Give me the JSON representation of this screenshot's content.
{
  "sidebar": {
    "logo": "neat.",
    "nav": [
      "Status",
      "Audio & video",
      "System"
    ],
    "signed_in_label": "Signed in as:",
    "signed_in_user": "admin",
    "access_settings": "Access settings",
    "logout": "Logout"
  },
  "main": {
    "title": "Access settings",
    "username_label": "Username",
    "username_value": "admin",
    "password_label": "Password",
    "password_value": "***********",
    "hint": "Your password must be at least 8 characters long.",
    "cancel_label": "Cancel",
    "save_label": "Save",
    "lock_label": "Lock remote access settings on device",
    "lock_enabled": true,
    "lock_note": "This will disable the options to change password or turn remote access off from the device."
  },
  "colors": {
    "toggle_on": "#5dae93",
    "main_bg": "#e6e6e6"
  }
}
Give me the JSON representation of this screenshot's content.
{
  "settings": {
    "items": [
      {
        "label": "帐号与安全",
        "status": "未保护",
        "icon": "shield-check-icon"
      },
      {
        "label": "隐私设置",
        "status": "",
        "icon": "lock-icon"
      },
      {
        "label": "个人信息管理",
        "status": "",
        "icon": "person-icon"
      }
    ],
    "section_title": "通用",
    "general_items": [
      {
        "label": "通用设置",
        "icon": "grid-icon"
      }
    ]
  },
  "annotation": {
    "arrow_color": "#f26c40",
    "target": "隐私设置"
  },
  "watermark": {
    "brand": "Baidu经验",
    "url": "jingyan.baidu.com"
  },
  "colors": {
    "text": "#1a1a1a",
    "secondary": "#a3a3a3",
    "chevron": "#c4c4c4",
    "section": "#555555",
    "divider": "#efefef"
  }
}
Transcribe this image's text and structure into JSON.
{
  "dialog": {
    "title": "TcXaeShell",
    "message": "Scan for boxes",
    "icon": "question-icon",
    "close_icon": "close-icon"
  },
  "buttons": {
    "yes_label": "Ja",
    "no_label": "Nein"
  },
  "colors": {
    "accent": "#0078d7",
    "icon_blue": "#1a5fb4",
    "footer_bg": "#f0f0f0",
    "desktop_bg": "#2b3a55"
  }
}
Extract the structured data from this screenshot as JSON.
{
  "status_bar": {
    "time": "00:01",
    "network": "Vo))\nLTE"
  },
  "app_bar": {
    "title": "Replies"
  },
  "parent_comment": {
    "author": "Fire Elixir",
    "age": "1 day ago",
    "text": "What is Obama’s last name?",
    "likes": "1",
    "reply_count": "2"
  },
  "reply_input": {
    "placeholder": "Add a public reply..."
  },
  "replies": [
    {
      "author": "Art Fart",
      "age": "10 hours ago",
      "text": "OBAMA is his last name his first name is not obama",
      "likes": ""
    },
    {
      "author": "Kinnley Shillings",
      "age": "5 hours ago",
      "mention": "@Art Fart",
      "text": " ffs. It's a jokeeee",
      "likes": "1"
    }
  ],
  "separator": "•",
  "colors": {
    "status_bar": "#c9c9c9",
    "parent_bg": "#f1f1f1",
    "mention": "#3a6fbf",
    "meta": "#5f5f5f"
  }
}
**********
**Work required**
Provide the number of lines in the data above that contain the string "device", and nothing else.

**Output below**
2